**THE TASK:** Return all the data, word for word.

##### DATASET EXTRACT

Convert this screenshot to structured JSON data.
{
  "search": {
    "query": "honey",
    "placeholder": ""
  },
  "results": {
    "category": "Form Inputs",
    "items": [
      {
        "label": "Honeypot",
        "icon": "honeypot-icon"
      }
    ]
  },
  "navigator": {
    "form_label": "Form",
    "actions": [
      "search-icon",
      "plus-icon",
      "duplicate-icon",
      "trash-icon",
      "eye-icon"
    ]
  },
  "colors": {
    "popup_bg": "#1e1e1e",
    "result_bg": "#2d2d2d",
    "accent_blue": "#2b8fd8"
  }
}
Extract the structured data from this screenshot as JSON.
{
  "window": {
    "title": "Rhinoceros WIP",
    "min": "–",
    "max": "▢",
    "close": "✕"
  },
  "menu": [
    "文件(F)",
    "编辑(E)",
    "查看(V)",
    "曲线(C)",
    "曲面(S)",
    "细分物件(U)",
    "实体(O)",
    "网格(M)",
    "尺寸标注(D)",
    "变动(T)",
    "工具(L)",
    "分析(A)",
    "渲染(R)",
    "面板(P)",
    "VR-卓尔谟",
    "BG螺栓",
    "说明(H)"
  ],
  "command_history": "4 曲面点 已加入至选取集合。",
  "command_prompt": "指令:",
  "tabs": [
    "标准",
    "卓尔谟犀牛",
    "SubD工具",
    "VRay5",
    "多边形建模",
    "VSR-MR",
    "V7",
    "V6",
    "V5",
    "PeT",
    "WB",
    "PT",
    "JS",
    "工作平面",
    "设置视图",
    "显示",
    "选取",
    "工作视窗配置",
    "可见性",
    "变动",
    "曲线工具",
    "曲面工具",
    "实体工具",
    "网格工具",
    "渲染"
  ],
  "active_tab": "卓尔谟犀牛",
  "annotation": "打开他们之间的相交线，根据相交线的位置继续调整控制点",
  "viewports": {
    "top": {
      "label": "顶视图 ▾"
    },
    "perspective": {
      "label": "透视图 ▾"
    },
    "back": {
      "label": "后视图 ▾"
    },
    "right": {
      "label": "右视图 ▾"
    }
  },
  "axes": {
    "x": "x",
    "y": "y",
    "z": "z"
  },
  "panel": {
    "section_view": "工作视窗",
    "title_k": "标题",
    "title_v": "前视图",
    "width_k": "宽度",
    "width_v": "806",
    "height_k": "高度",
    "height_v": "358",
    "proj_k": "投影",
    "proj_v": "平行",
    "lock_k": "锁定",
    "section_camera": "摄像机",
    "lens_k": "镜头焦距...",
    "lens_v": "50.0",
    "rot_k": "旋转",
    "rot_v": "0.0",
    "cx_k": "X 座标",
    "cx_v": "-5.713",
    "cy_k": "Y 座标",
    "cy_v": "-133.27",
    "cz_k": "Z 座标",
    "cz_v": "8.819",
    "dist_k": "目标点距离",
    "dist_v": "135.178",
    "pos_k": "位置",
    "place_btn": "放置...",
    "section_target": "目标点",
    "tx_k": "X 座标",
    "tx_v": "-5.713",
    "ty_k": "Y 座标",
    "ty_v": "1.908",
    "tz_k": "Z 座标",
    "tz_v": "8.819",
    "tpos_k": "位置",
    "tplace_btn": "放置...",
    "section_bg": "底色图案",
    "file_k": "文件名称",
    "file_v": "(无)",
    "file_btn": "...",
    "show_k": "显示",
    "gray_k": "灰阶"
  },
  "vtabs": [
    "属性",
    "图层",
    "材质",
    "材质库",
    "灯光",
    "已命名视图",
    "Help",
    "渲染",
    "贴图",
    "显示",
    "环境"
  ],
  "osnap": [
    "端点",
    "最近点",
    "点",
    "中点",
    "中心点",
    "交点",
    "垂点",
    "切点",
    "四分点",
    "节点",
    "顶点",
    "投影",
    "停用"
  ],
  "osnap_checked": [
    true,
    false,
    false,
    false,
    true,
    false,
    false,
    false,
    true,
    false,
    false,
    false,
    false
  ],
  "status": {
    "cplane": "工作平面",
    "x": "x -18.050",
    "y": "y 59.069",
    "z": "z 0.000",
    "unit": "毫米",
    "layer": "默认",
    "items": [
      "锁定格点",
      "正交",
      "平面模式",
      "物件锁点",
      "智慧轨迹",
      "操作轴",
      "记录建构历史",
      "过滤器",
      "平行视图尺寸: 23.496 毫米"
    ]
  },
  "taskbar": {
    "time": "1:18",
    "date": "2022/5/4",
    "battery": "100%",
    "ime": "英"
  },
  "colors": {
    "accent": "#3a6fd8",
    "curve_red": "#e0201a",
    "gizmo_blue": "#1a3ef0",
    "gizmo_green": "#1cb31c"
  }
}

##########

**EXERCISE SOLUTION:**
Convert this screenshot to structured JSON data.
{
  "search": {
    "query": "honey",
    "placeholder": ""
  },
  "results": {
    "category": "Form Inputs",
    "items": [
      {
        "label": "Honeypot",
        "icon": "honeypot-icon"
      }
    ]
  },
  "navigator": {
    "form_label": "Form",
    "actions": [
      "search-icon",
      "plus-icon",
      "duplicate-icon",
      "trash-icon",
      "eye-icon"
    ]
  },
  "colors": {
    "popup_bg": "#1e1e1e",
    "result_bg": "#2d2d2d",
    "accent_blue": "#2b8fd8"
  }
}
Extract the structured data from this screenshot as JSON.
{
  "window": {
    "title": "Rhinoceros WIP",
    "min": "–",
    "max": "▢",
    "close": "✕"
  },
  "menu": [
    "文件(F)",
    "编辑(E)",
    "查看(V)",
    "曲线(C)",
    "曲面(S)",
    "细分物件(U)",
    "实体(O)",
    "网格(M)",
    "尺寸标注(D)",
    "变动(T)",
    "工具(L)",
    "分析(A)",
    "渲染(R)",
    "面板(P)",
    "VR-卓尔谟",
    "BG螺栓",
    "说明(H)"
  ],
  "command_history": "4 曲面点 已加入至选取集合。",
  "command_prompt": "指令:",
  "tabs": [
    "标准",
    "卓尔谟犀牛",
    "SubD工具",
    "VRay5",
    "多边形建模",
    "VSR-MR",
    "V7",
    "V6",
    "V5",
    "PeT",
    "WB",
    "PT",
    "JS",
    "工作平面",
    "设置视图",
    "显示",
    "选取",
    "工作视窗配置",
    "可见性",
    "变动",
    "曲线工具",
    "曲面工具",
    "实体工具",
    "网格工具",
    "渲染"
  ],
  "active_tab": "卓尔谟犀牛",
  "annotation": "打开他们之间的相交线，根据相交线的位置继续调整控制点",
  "viewports": {
    "top": {
      "label": "顶视图 ▾"
    },
    "perspective": {
      "label": "透视图 ▾"
    },
    "back": {
      "label": "后视图 ▾"
    },
    "right": {
      "label": "右视图 ▾"
    }
  },
  "axes": {
    "x": "x",
    "y": "y",
    "z": "z"
  },
  "panel": {
    "section_view": "工作视窗",
    "title_k": "标题",
    "title_v": "前视图",
    "width_k": "宽度",
    "width_v": "806",
    "height_k": "高度",
    "height_v": "358",
    "proj_k": "投影",
    "proj_v": "平行",
    "lock_k": "锁定",
    "section_camera": "摄像机",
    "lens_k": "镜头焦距...",
    "lens_v": "50.0",
    "rot_k": "旋转",
    "rot_v": "0.0",
    "cx_k": "X 座标",
    "cx_v": "-5.713",
    "cy_k": "Y 座标",
    "cy_v": "-133.27",
    "cz_k": "Z 座标",
    "cz_v": "8.819",
    "dist_k": "目标点距离",
    "dist_v": "135.178",
    "pos_k": "位置",
    "place_btn": "放置...",
    "section_target": "目标点",
    "tx_k": "X 座标",
    "tx_v": "-5.713",
    "ty_k": "Y 座标",
    "ty_v": "1.908",
    "tz_k": "Z 座标",
    "tz_v": "8.819",
    "tpos_k": "位置",
    "tplace_btn": "放置...",
    "section_bg": "底色图案",
    "file_k": "文件名称",
    "file_v": "(无)",
    "file_btn": "...",
    "show_k": "显示",
    "gray_k": "灰阶"
  },
  "vtabs": [
    "属性",
    "图层",
    "材质",
    "材质库",
    "灯光",
    "已命名视图",
    "Help",
    "渲染",
    "贴图",
    "显示",
    "环境"
  ],
  "osnap": [
    "端点",
    "最近点",
    "点",
    "中点",
    "中心点",
    "交点",
    "垂点",
    "切点",
    "四分点",
    "节点",
    "顶点",
    "投影",
    "停用"
  ],
  "osnap_checked": [
    true,
    false,
    false,
    false,
    true,
    false,
    false,
    false,
    true,
    false,
    false,
    false,
    false
  ],
  "status": {
    "cplane": "工作平面",
    "x": "x -18.050",
    "y": "y 59.069",
    "z": "z 0.000",
    "unit": "毫米",
    "layer": "默认",
    "items": [
      "锁定格点",
      "正交",
      "平面模式",
      "物件锁点",
      "智慧轨迹",
      "操作轴",
      "记录建构历史",
      "过滤器",
      "平行视图尺寸: 23.496 毫米"
    ]
  },
  "taskbar": {
    "time": "1:18",
    "date": "2022/5/4",
    "battery": "100%",
    "ime": "英"
  },
  "colors": {
    "accent": "#3a6fd8",
    "curve_red": "#e0201a",
    "gizmo_blue": "#1a3ef0",
    "gizmo_green": "#1cb31c"
  }
}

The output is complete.